Transcribe every line of the entries below without any changes.

[Items listed in a dataset]
-.-.-
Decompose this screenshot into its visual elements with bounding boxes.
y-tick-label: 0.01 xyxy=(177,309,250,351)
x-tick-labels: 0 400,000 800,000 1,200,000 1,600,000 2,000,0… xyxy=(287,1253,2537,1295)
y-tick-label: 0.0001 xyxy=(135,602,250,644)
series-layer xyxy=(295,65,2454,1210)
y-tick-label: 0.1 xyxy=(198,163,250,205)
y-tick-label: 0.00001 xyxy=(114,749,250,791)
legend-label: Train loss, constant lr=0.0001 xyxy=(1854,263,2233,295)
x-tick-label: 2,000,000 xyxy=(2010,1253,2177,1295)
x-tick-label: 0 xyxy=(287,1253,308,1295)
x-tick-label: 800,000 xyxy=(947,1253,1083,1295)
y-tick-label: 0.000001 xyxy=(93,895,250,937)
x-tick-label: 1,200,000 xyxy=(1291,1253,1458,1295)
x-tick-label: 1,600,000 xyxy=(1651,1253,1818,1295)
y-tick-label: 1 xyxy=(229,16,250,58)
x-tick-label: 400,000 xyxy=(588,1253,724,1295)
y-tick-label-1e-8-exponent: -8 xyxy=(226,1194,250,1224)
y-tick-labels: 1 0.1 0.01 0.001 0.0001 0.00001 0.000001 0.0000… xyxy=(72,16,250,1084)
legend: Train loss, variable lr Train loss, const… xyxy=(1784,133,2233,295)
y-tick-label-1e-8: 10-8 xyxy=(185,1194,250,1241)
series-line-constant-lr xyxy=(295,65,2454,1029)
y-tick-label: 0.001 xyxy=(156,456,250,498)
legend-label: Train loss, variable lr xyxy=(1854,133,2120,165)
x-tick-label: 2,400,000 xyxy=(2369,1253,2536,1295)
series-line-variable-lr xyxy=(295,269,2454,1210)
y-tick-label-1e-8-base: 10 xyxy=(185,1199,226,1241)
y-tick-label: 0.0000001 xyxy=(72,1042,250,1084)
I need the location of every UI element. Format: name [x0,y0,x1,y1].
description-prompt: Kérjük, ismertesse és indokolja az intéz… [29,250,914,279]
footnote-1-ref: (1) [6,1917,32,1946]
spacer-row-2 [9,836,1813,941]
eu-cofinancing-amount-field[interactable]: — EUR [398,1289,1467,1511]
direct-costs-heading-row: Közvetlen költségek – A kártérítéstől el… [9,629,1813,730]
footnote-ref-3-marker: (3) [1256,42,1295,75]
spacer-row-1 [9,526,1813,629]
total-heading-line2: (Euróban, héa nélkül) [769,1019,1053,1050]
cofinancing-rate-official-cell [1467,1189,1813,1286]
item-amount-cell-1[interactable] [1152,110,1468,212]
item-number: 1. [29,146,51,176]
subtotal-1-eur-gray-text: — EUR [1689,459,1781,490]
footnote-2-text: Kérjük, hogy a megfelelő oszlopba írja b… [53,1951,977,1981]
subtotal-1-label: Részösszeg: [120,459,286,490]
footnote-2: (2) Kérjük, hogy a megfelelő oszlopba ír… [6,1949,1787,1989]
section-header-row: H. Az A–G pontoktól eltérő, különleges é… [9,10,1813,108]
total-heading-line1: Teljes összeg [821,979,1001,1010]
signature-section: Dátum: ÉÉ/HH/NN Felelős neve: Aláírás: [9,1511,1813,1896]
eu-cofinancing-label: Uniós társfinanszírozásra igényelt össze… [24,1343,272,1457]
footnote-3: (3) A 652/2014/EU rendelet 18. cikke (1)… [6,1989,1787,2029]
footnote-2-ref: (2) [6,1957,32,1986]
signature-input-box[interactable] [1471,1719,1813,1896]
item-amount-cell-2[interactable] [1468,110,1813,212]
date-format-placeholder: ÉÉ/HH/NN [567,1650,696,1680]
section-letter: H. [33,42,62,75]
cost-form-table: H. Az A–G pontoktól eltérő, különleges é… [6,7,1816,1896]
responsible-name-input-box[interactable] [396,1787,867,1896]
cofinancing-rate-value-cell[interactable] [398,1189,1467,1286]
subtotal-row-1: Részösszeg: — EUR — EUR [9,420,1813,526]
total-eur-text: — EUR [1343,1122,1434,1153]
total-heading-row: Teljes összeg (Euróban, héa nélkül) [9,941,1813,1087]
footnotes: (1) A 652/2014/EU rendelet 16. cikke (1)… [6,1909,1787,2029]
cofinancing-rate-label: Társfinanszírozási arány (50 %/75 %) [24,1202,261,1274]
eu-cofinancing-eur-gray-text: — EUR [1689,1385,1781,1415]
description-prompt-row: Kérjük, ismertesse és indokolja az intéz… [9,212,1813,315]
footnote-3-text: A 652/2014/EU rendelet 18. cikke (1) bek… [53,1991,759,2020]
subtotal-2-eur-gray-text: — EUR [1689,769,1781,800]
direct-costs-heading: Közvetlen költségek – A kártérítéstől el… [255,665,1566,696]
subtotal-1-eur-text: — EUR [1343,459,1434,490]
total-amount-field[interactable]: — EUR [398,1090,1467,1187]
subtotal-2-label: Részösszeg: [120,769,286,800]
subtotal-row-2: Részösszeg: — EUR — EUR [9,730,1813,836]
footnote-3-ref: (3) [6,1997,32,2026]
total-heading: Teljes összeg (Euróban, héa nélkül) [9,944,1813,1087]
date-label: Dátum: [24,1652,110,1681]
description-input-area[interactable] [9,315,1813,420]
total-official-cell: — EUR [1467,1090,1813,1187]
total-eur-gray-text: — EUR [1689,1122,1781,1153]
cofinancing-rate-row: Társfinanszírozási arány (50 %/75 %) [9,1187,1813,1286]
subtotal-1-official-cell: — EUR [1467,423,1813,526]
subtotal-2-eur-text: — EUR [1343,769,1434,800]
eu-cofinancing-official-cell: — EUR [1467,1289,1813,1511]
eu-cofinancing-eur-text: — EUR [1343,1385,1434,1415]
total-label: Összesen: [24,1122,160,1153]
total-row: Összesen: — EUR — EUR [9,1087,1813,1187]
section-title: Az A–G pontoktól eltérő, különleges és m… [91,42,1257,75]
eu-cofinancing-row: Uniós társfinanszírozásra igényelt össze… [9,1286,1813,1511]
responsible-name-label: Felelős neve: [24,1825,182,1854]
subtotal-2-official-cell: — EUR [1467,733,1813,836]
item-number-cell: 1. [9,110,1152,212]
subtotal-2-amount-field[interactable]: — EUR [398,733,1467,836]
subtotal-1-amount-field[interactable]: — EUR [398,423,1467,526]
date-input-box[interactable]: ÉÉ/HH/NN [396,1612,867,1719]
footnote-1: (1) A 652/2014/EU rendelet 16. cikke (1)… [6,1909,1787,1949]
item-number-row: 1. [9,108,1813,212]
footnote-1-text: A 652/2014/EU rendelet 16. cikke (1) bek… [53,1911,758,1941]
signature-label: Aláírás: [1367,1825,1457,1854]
-.-.-
[Written answer]
Decompose this screenshot into its visual elements with bounding boxes.
y-tick-label: 0.01 xyxy=(177,309,250,351)
x-tick-labels: 0 400,000 800,000 1,200,000 1,600,000 2,000,0… xyxy=(287,1253,2537,1295)
y-tick-label: 0.0001 xyxy=(135,602,250,644)
series-layer xyxy=(295,65,2454,1210)
y-tick-label: 0.1 xyxy=(198,163,250,205)
y-tick-label: 0.00001 xyxy=(114,749,250,791)
legend-label: Train loss, constant lr=0.0001 xyxy=(1854,263,2233,295)
x-tick-label: 2,000,000 xyxy=(2010,1253,2177,1295)
x-tick-label: 0 xyxy=(287,1253,308,1295)
x-tick-label: 800,000 xyxy=(947,1253,1083,1295)
y-tick-label: 0.000001 xyxy=(93,895,250,937)
x-tick-label: 1,200,000 xyxy=(1291,1253,1458,1295)
x-tick-label: 1,600,000 xyxy=(1651,1253,1818,1295)
y-tick-label: 1 xyxy=(229,16,250,58)
x-tick-label: 400,000 xyxy=(588,1253,724,1295)
y-tick-label-1e-8-exponent: -8 xyxy=(226,1194,250,1224)
y-tick-labels: 1 0.1 0.01 0.001 0.0001 0.00001 0.000001 0.0000… xyxy=(72,16,250,1084)
legend: Train loss, variable lr Train loss, const… xyxy=(1784,133,2233,295)
y-tick-label-1e-8: 10-8 xyxy=(185,1194,250,1241)
series-line-constant-lr xyxy=(295,65,2454,1029)
y-tick-label: 0.001 xyxy=(156,456,250,498)
legend-label: Train loss, variable lr xyxy=(1854,133,2120,165)
x-tick-label: 2,400,000 xyxy=(2369,1253,2536,1295)
series-line-variable-lr xyxy=(295,269,2454,1210)
y-tick-label-1e-8-base: 10 xyxy=(185,1199,226,1241)
y-tick-label: 0.0000001 xyxy=(72,1042,250,1084)
I need the location of every UI element. Format: name [x0,y0,x1,y1].
description-prompt: Kérjük, ismertesse és indokolja az intéz… [29,250,914,279]
footnote-1-ref: (1) [6,1917,32,1946]
spacer-row-2 [9,836,1813,941]
eu-cofinancing-amount-field[interactable]: — EUR [398,1289,1467,1511]
direct-costs-heading-row: Közvetlen költségek – A kártérítéstől el… [9,629,1813,730]
footnote-ref-3-marker: (3) [1256,42,1295,75]
spacer-row-1 [9,526,1813,629]
total-heading-line2: (Euróban, héa nélkül) [769,1019,1053,1050]
cofinancing-rate-official-cell [1467,1189,1813,1286]
item-amount-cell-1[interactable] [1152,110,1468,212]
item-number: 1. [29,146,51,176]
subtotal-1-eur-gray-text: — EUR [1689,459,1781,490]
footnote-2-text: Kérjük, hogy a megfelelő oszlopba írja b… [53,1951,977,1981]
subtotal-1-label: Részösszeg: [120,459,286,490]
footnote-2: (2) Kérjük, hogy a megfelelő oszlopba ír… [6,1949,1787,1989]
section-header-row: H. Az A–G pontoktól eltérő, különleges é… [9,10,1813,108]
total-heading-line1: Teljes összeg [821,979,1001,1010]
signature-section: Dátum: ÉÉ/HH/NN Felelős neve: Aláírás: [9,1511,1813,1896]
eu-cofinancing-label: Uniós társfinanszírozásra igényelt össze… [24,1343,272,1457]
footnote-3: (3) A 652/2014/EU rendelet 18. cikke (1)… [6,1989,1787,2029]
footnote-2-ref: (2) [6,1957,32,1986]
signature-input-box[interactable] [1471,1719,1813,1896]
item-amount-cell-2[interactable] [1468,110,1813,212]
date-format-placeholder: ÉÉ/HH/NN [567,1650,696,1680]
section-letter: H. [33,42,62,75]
cost-form-table: H. Az A–G pontoktól eltérő, különleges é… [6,7,1816,1896]
responsible-name-input-box[interactable] [396,1787,867,1896]
cofinancing-rate-value-cell[interactable] [398,1189,1467,1286]
subtotal-row-1: Részösszeg: — EUR — EUR [9,420,1813,526]
total-eur-text: — EUR [1343,1122,1434,1153]
total-heading-row: Teljes összeg (Euróban, héa nélkül) [9,941,1813,1087]
footnotes: (1) A 652/2014/EU rendelet 16. cikke (1)… [6,1909,1787,2029]
cofinancing-rate-label: Társfinanszírozási arány (50 %/75 %) [24,1202,261,1274]
eu-cofinancing-eur-gray-text: — EUR [1689,1385,1781,1415]
description-prompt-row: Kérjük, ismertesse és indokolja az intéz… [9,212,1813,315]
footnote-3-text: A 652/2014/EU rendelet 18. cikke (1) bek… [53,1991,759,2020]
subtotal-2-eur-gray-text: — EUR [1689,769,1781,800]
direct-costs-heading: Közvetlen költségek – A kártérítéstől el… [255,665,1566,696]
subtotal-1-eur-text: — EUR [1343,459,1434,490]
total-amount-field[interactable]: — EUR [398,1090,1467,1187]
subtotal-2-label: Részösszeg: [120,769,286,800]
subtotal-row-2: Részösszeg: — EUR — EUR [9,730,1813,836]
footnote-3-ref: (3) [6,1997,32,2026]
total-heading: Teljes összeg (Euróban, héa nélkül) [9,944,1813,1087]
date-label: Dátum: [24,1652,110,1681]
description-input-area[interactable] [9,315,1813,420]
total-official-cell: — EUR [1467,1090,1813,1187]
total-eur-gray-text: — EUR [1689,1122,1781,1153]
cofinancing-rate-row: Társfinanszírozási arány (50 %/75 %) [9,1187,1813,1286]
subtotal-1-official-cell: — EUR [1467,423,1813,526]
subtotal-2-eur-text: — EUR [1343,769,1434,800]
eu-cofinancing-official-cell: — EUR [1467,1289,1813,1511]
eu-cofinancing-eur-text: — EUR [1343,1385,1434,1415]
total-label: Összesen: [24,1122,160,1153]
total-row: Összesen: — EUR — EUR [9,1087,1813,1187]
section-title: Az A–G pontoktól eltérő, különleges és m… [91,42,1257,75]
eu-cofinancing-row: Uniós társfinanszírozásra igényelt össze… [9,1286,1813,1511]
responsible-name-label: Felelős neve: [24,1825,182,1854]
subtotal-2-official-cell: — EUR [1467,733,1813,836]
item-number-cell: 1. [9,110,1152,212]
subtotal-2-amount-field[interactable]: — EUR [398,733,1467,836]
subtotal-1-amount-field[interactable]: — EUR [398,423,1467,526]
date-input-box[interactable]: ÉÉ/HH/NN [396,1612,867,1719]
footnote-1: (1) A 652/2014/EU rendelet 16. cikke (1)… [6,1909,1787,1949]
item-number-row: 1. [9,108,1813,212]
footnote-1-text: A 652/2014/EU rendelet 16. cikke (1) bek… [53,1911,758,1941]
signature-label: Aláírás: [1367,1825,1457,1854]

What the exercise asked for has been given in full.